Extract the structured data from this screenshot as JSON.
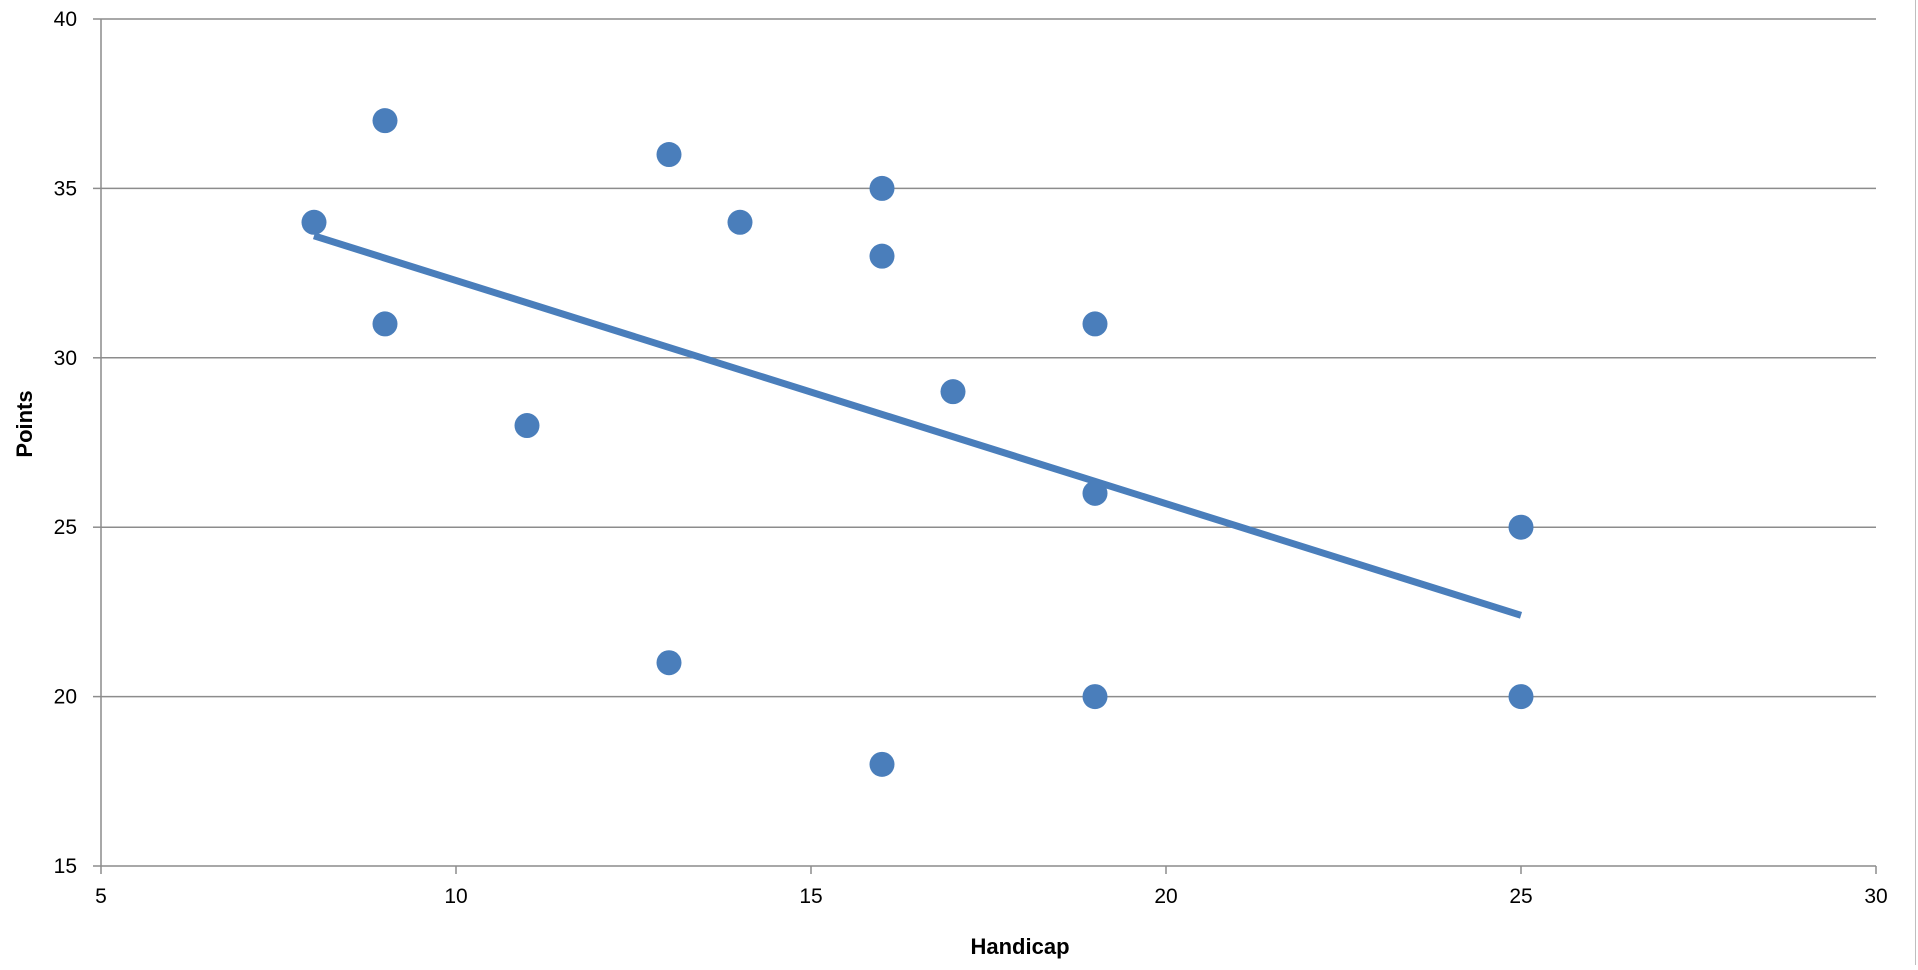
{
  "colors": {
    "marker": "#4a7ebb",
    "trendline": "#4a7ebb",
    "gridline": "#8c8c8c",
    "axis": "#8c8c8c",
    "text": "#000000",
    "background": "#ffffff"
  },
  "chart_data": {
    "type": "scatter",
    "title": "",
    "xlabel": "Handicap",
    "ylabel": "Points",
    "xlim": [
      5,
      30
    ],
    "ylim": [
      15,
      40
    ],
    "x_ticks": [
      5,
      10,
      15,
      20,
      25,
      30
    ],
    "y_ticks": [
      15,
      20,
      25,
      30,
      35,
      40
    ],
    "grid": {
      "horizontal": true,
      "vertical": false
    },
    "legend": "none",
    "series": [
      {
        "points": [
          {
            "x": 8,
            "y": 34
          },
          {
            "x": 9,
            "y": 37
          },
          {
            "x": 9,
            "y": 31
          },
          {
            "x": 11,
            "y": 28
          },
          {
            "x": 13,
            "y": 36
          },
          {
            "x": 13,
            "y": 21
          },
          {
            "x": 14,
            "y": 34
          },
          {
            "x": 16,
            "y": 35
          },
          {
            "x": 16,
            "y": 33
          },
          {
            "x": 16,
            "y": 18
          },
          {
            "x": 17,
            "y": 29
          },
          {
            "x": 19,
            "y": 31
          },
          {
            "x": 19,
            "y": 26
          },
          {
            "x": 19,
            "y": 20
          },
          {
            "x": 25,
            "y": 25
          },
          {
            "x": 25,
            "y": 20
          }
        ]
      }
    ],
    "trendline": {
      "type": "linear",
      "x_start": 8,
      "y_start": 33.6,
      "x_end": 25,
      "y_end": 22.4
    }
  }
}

==*==

→ **REQUIRED WORK**:
Every entry must be reproduced exactly, with the images left out.

→ **EXERCISE SOLUTION**:
Extract the structured data from this screenshot as JSON.
{
  "colors": {
    "marker": "#4a7ebb",
    "trendline": "#4a7ebb",
    "gridline": "#8c8c8c",
    "axis": "#8c8c8c",
    "text": "#000000",
    "background": "#ffffff"
  },
  "chart_data": {
    "type": "scatter",
    "title": "",
    "xlabel": "Handicap",
    "ylabel": "Points",
    "xlim": [
      5,
      30
    ],
    "ylim": [
      15,
      40
    ],
    "x_ticks": [
      5,
      10,
      15,
      20,
      25,
      30
    ],
    "y_ticks": [
      15,
      20,
      25,
      30,
      35,
      40
    ],
    "grid": {
      "horizontal": true,
      "vertical": false
    },
    "legend": "none",
    "series": [
      {
        "points": [
          {
            "x": 8,
            "y": 34
          },
          {
            "x": 9,
            "y": 37
          },
          {
            "x": 9,
            "y": 31
          },
          {
            "x": 11,
            "y": 28
          },
          {
            "x": 13,
            "y": 36
          },
          {
            "x": 13,
            "y": 21
          },
          {
            "x": 14,
            "y": 34
          },
          {
            "x": 16,
            "y": 35
          },
          {
            "x": 16,
            "y": 33
          },
          {
            "x": 16,
            "y": 18
          },
          {
            "x": 17,
            "y": 29
          },
          {
            "x": 19,
            "y": 31
          },
          {
            "x": 19,
            "y": 26
          },
          {
            "x": 19,
            "y": 20
          },
          {
            "x": 25,
            "y": 25
          },
          {
            "x": 25,
            "y": 20
          }
        ]
      }
    ],
    "trendline": {
      "type": "linear",
      "x_start": 8,
      "y_start": 33.6,
      "x_end": 25,
      "y_end": 22.4
    }
  }
}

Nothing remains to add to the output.